> Challenge
Quote the listing in full, exactly as given, minus any pictures.
++++ Exercise inputs
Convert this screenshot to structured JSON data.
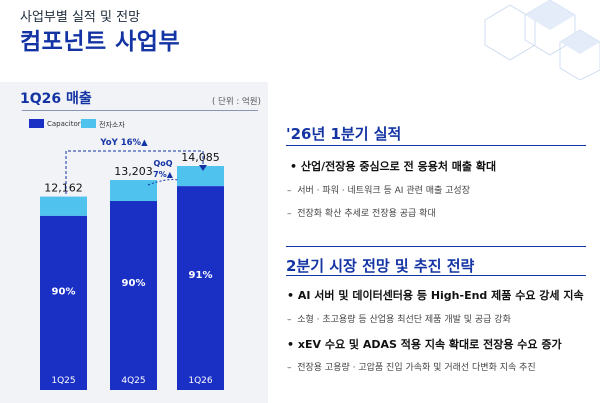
{
  "header": {
    "pretitle": "사업부별 실적 및 전망",
    "title": "컴포넌트 사업부"
  },
  "chart_panel": {
    "title": "1Q26 매출",
    "unit": "( 단위 : 억원)",
    "legend": [
      {
        "label": "Capacitors",
        "color": "#1a2fc4"
      },
      {
        "label": "전자소자",
        "color": "#4fc3ee"
      }
    ]
  },
  "chart_data": {
    "type": "bar",
    "stacked": true,
    "categories": [
      "1Q25",
      "4Q25",
      "1Q26"
    ],
    "totals": [
      "12,162",
      "13,203",
      "14,085"
    ],
    "total_values": [
      12162,
      13203,
      14085
    ],
    "series": [
      {
        "name": "Capacitors",
        "color": "#1a2fc4",
        "share_labels": [
          "90%",
          "90%",
          "91%"
        ],
        "shares": [
          0.9,
          0.9,
          0.91
        ]
      },
      {
        "name": "전자소자",
        "color": "#4fc3ee",
        "shares": [
          0.1,
          0.1,
          0.09
        ]
      }
    ],
    "annotations": {
      "yoy": "YoY 16%▲",
      "qoq_line1": "QoQ",
      "qoq_line2": "7%▲"
    }
  },
  "sections": [
    {
      "title": "'26년 1분기 실적",
      "bullets": [
        {
          "text": "산업/전장용 중심으로 전 응용처 매출 확대",
          "subs": [
            "서버 · 파워 · 네트워크 등 AI 관련 매출 고성장",
            "전장화 확산 추세로 전장용 공급 확대"
          ]
        }
      ]
    },
    {
      "title": "2분기 시장 전망 및 추진 전략",
      "bullets": [
        {
          "text": "AI 서버 및 데이터센터용 등 High-End 제품 수요 강세 지속",
          "subs": [
            "소형 · 초고용량 등 산업용 최선단 제품 개발 및 공급 강화"
          ]
        },
        {
          "text": "xEV 수요 및 ADAS 적용 지속 확대로 전장용 수요 증가",
          "subs": [
            "전장용 고용량 · 고압품 진입 가속화 및 거래선 다변화 지속 추진"
          ]
        }
      ]
    }
  ],
  "dash": "–"
}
++++++++
> Result
Convert this screenshot to structured JSON data.
{
  "header": {
    "pretitle": "사업부별 실적 및 전망",
    "title": "컴포넌트 사업부"
  },
  "chart_panel": {
    "title": "1Q26 매출",
    "unit": "( 단위 : 억원)",
    "legend": [
      {
        "label": "Capacitors",
        "color": "#1a2fc4"
      },
      {
        "label": "전자소자",
        "color": "#4fc3ee"
      }
    ]
  },
  "chart_data": {
    "type": "bar",
    "stacked": true,
    "categories": [
      "1Q25",
      "4Q25",
      "1Q26"
    ],
    "totals": [
      "12,162",
      "13,203",
      "14,085"
    ],
    "total_values": [
      12162,
      13203,
      14085
    ],
    "series": [
      {
        "name": "Capacitors",
        "color": "#1a2fc4",
        "share_labels": [
          "90%",
          "90%",
          "91%"
        ],
        "shares": [
          0.9,
          0.9,
          0.91
        ]
      },
      {
        "name": "전자소자",
        "color": "#4fc3ee",
        "shares": [
          0.1,
          0.1,
          0.09
        ]
      }
    ],
    "annotations": {
      "yoy": "YoY 16%▲",
      "qoq_line1": "QoQ",
      "qoq_line2": "7%▲"
    }
  },
  "sections": [
    {
      "title": "'26년 1분기 실적",
      "bullets": [
        {
          "text": "산업/전장용 중심으로 전 응용처 매출 확대",
          "subs": [
            "서버 · 파워 · 네트워크 등 AI 관련 매출 고성장",
            "전장화 확산 추세로 전장용 공급 확대"
          ]
        }
      ]
    },
    {
      "title": "2분기 시장 전망 및 추진 전략",
      "bullets": [
        {
          "text": "AI 서버 및 데이터센터용 등 High-End 제품 수요 강세 지속",
          "subs": [
            "소형 · 초고용량 등 산업용 최선단 제품 개발 및 공급 강화"
          ]
        },
        {
          "text": "xEV 수요 및 ADAS 적용 지속 확대로 전장용 수요 증가",
          "subs": [
            "전장용 고용량 · 고압품 진입 가속화 및 거래선 다변화 지속 추진"
          ]
        }
      ]
    }
  ],
  "dash": "–"
}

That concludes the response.